* start Records for processing *
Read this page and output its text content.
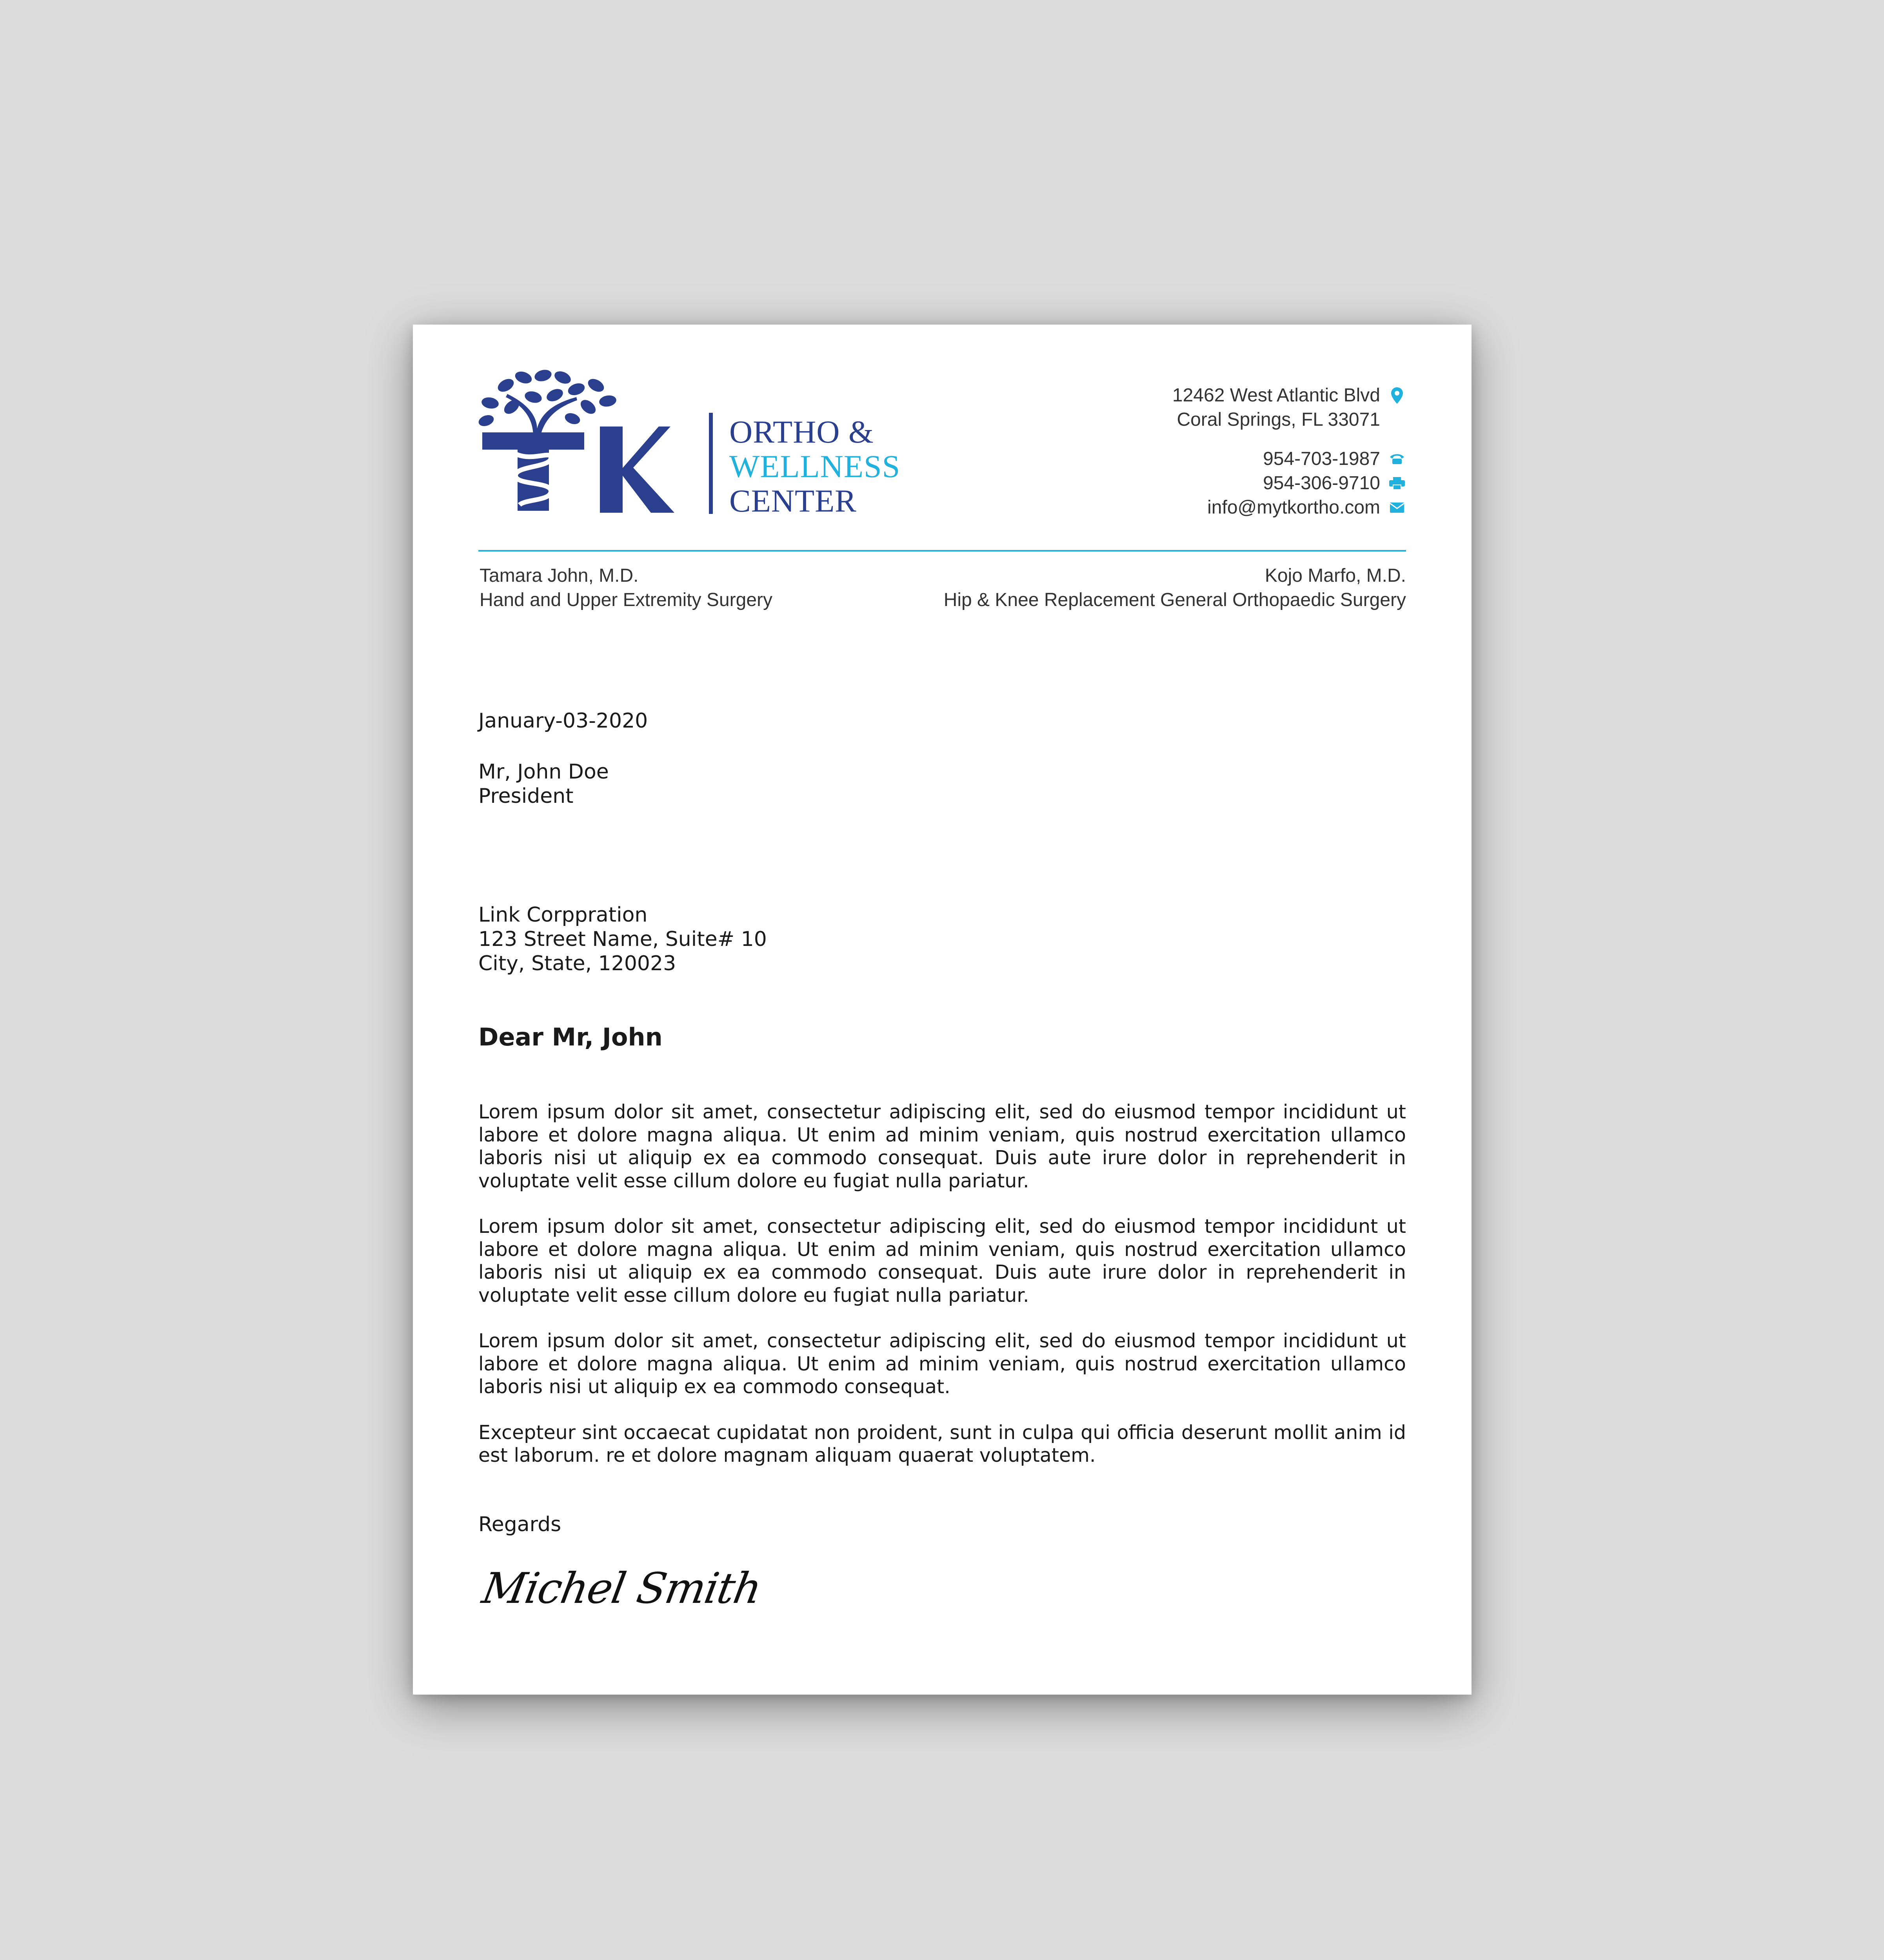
ORTHO &
WELLNESS
CENTER
12462 West Atlantic Blvd
Coral Springs, FL 33071
954-703-1987
954-306-9710
info@mytkortho.com
Tamara John, M.D.
Hand and Upper Extremity Surgery
Kojo Marfo, M.D.
Hip & Knee Replacement General Orthopaedic Surgery
January-03-2020
Mr, John Doe
President
Link Corppration
123 Street Name, Suite# 10
City, State, 120023
Dear Mr, John

Lorem ipsum dolor sit amet, consectetur adipiscing elit, sed do eiusmod tempor incididunt ut labore et dolore magna aliqua. Ut enim ad minim veniam, quis nostrud exercitation ullamco laboris nisi ut aliquip ex ea commodo consequat. Duis aute irure dolor in reprehenderit in voluptate velit esse cillum dolore eu fugiat nulla pariatur.

Lorem ipsum dolor sit amet, consectetur adipiscing elit, sed do eiusmod tempor incididunt ut labore et dolore magna aliqua. Ut enim ad minim veniam, quis nostrud exercitation ullamco laboris nisi ut aliquip ex ea commodo consequat. Duis aute irure dolor in reprehenderit in voluptate velit esse cillum dolore eu fugiat nulla pariatur.

Lorem ipsum dolor sit amet, consectetur adipiscing elit, sed do eiusmod tempor incididunt ut labore et dolore magna aliqua. Ut enim ad minim veniam, quis nostrud exercitation ullamco laboris nisi ut aliquip ex ea commodo consequat.

Excepteur sint occaecat cupidatat non proident, sunt in culpa qui officia deserunt mollit anim id est laborum. re et dolore magnam aliquam quaerat voluptatem.

Regards
Michel Smith
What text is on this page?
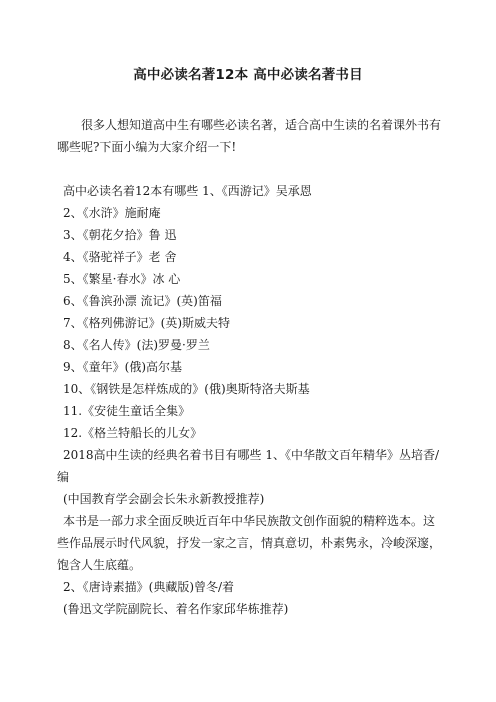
高中必读名著12本 高中必读名著书目

很多人想知道高中生有哪些必读名著，适合高中生读的名着课外书有哪些呢?下面小编为大家介绍一下!

高中必读名着12本有哪些 1、《西游记》吴承恩

2、《水浒》施耐庵

3、《朝花夕拾》鲁 迅

4、《骆驼祥子》老 舍

5、《繁星·春水》冰 心

6、《鲁滨孙漂 流记》(英)笛福

7、《格列佛游记》(英)斯威夫特

8、《名人传》(法)罗曼·罗兰

9、《童年》(俄)高尔基

10、《钢铁是怎样炼成的》(俄)奥斯特洛夫斯基

11.《安徒生童话全集》

12.《格兰特船长的儿女》

2018高中生读的经典名着书目有哪些 1、《中华散文百年精华》丛培香/编

(中国教育学会副会长朱永新教授推荐)

本书是一部力求全面反映近百年中华民族散文创作面貌的精粹选本。这些作品展示时代风貌，抒发一家之言，情真意切，朴素隽永，冷峻深邃，饱含人生底蕴。

2、《唐诗素描》(典藏版)曾冬/着

(鲁迅文学院副院长、着名作家邱华栋推荐)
* end Records for processing *
Challenge:
Go through the listing above and write it all out exactly, leaving out any picture.

Solution for this problem:
Read this page and output its text content.
ORTHO &
WELLNESS
CENTER
12462 West Atlantic Blvd
Coral Springs, FL 33071
954-703-1987
954-306-9710
info@mytkortho.com
Tamara John, M.D.
Hand and Upper Extremity Surgery
Kojo Marfo, M.D.
Hip & Knee Replacement General Orthopaedic Surgery
January-03-2020
Mr, John Doe
President
Link Corppration
123 Street Name, Suite# 10
City, State, 120023
Dear Mr, John

Lorem ipsum dolor sit amet, consectetur adipiscing elit, sed do eiusmod tempor incididunt ut labore et dolore magna aliqua. Ut enim ad minim veniam, quis nostrud exercitation ullamco laboris nisi ut aliquip ex ea commodo consequat. Duis aute irure dolor in reprehenderit in voluptate velit esse cillum dolore eu fugiat nulla pariatur.

Lorem ipsum dolor sit amet, consectetur adipiscing elit, sed do eiusmod tempor incididunt ut labore et dolore magna aliqua. Ut enim ad minim veniam, quis nostrud exercitation ullamco laboris nisi ut aliquip ex ea commodo consequat. Duis aute irure dolor in reprehenderit in voluptate velit esse cillum dolore eu fugiat nulla pariatur.

Lorem ipsum dolor sit amet, consectetur adipiscing elit, sed do eiusmod tempor incididunt ut labore et dolore magna aliqua. Ut enim ad minim veniam, quis nostrud exercitation ullamco laboris nisi ut aliquip ex ea commodo consequat.

Excepteur sint occaecat cupidatat non proident, sunt in culpa qui officia deserunt mollit anim id est laborum. re et dolore magnam aliquam quaerat voluptatem.

Regards
Michel Smith
What text is on this page?
高中必读名著12本 高中必读名著书目

很多人想知道高中生有哪些必读名著，适合高中生读的名着课外书有哪些呢?下面小编为大家介绍一下!

高中必读名着12本有哪些 1、《西游记》吴承恩

2、《水浒》施耐庵

3、《朝花夕拾》鲁 迅

4、《骆驼祥子》老 舍

5、《繁星·春水》冰 心

6、《鲁滨孙漂 流记》(英)笛福

7、《格列佛游记》(英)斯威夫特

8、《名人传》(法)罗曼·罗兰

9、《童年》(俄)高尔基

10、《钢铁是怎样炼成的》(俄)奥斯特洛夫斯基

11.《安徒生童话全集》

12.《格兰特船长的儿女》

2018高中生读的经典名着书目有哪些 1、《中华散文百年精华》丛培香/编

(中国教育学会副会长朱永新教授推荐)

本书是一部力求全面反映近百年中华民族散文创作面貌的精粹选本。这些作品展示时代风貌，抒发一家之言，情真意切，朴素隽永，冷峻深邃，饱含人生底蕴。

2、《唐诗素描》(典藏版)曾冬/着

(鲁迅文学院副院长、着名作家邱华栋推荐)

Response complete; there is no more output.